-- start of DOCUMENT EXTRACT --

# Let's talk about IWB Holsters



## propellerhead

I'm still trying to find that ultimate holster that I could rave about. I have a Taurus Millenium Pro PT-745. It's the same thing as the Taurus PT-145 but just slightly narrower frame. On some holster websites, it is in the same group as the Glock 26/27. I don't really want to end up hundreds of dollars poorer and a bucket full of "didn't work" holsters, so help me out here.

I bought an Uncle Mike's IWB to try out. I figured I can't go wrong with $11. It started out really promising but I found out the gun rides high, in my opinion. With the 3.25-inch barrel gun in the holster and the holster in position, the top of my belt is right about where the trigger guard meets the forward side of the grip. More than half of the gun's weight is above my belt. I find this very unstable unless I cinch my belt tight to a point where my eyeballs start to pop out. With my belt in its normal slightly loose but snug fit, it doesn't take much force to tip the upper part of the gun away from my body. A firm tug and the holster and gun is now on the outside of my pants and hanging upside down. This wouldn't happen if I were carrying a gun with a 4-5-inch barrel or if the gun was positioned an inch or two lower. But that's not the case here.

-- end of DOCUMENT EXTRACT --

**WHAT THE TASK REQUIRES:** Please list every handgun model named in the IWB holster post, written as the post gives it.

-- start of ENTRIES --

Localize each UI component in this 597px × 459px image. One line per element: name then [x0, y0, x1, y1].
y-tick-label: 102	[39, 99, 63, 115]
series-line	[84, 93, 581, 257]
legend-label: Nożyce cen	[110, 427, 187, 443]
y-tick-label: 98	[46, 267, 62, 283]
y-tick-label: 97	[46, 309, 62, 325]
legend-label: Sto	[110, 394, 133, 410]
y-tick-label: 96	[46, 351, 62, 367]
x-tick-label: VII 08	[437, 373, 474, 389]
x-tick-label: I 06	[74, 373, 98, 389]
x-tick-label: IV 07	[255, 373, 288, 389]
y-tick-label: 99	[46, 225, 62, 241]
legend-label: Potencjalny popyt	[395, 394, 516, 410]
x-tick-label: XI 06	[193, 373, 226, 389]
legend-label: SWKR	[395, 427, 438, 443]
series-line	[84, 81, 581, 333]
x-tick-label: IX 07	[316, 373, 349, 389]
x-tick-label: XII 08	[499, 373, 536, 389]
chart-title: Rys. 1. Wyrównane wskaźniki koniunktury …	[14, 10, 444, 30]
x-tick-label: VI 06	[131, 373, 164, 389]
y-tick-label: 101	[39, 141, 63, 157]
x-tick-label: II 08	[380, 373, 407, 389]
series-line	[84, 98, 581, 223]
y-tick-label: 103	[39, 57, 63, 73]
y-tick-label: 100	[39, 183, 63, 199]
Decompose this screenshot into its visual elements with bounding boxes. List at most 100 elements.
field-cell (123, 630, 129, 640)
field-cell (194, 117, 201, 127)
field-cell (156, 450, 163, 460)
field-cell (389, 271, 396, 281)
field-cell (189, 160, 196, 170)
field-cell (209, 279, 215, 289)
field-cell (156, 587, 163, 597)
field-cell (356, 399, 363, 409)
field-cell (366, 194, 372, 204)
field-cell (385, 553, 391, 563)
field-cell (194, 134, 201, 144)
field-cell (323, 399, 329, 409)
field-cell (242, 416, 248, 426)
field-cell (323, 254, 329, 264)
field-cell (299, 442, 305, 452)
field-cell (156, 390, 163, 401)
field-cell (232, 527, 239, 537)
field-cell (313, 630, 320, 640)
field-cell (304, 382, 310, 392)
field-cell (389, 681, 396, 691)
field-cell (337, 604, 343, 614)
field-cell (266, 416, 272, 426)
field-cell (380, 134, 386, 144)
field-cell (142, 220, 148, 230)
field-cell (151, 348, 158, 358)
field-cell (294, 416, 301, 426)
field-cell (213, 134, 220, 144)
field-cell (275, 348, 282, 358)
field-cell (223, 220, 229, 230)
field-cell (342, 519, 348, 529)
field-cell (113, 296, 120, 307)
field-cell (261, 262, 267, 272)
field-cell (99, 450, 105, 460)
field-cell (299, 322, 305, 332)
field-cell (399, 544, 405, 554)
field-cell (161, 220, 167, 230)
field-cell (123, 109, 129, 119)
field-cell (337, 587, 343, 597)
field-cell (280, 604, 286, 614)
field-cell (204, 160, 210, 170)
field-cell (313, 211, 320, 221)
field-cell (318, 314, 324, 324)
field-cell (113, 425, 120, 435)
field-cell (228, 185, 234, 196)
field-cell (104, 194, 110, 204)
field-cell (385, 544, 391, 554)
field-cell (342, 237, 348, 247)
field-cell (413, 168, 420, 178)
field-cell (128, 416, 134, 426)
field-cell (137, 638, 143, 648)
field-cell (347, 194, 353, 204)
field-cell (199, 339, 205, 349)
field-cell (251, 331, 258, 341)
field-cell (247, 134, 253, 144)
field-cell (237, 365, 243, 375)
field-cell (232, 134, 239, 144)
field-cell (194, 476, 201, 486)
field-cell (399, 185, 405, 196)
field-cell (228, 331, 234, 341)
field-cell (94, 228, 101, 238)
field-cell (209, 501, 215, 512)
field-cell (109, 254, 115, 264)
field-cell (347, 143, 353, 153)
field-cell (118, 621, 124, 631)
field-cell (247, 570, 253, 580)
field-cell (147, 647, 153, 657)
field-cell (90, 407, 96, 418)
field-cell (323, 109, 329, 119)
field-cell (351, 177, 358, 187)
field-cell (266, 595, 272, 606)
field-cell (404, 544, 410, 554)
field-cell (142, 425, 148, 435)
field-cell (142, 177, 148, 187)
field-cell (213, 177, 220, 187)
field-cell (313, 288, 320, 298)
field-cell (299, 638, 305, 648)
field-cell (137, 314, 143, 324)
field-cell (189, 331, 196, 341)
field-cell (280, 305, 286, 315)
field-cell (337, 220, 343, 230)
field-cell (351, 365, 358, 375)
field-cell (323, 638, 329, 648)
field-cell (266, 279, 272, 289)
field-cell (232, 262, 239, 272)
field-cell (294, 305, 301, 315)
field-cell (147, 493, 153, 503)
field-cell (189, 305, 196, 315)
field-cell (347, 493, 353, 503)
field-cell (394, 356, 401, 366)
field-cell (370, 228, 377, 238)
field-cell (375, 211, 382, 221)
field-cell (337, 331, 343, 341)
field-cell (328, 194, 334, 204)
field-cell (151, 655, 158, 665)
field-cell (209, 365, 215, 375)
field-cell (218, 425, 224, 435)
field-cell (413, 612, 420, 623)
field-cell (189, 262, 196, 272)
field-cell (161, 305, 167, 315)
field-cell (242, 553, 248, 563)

-- end of ENTRIES --

**TASK SOLUTION:**
Taurus Millenium Pro PT-745
Taurus PT-145
Glock 26/27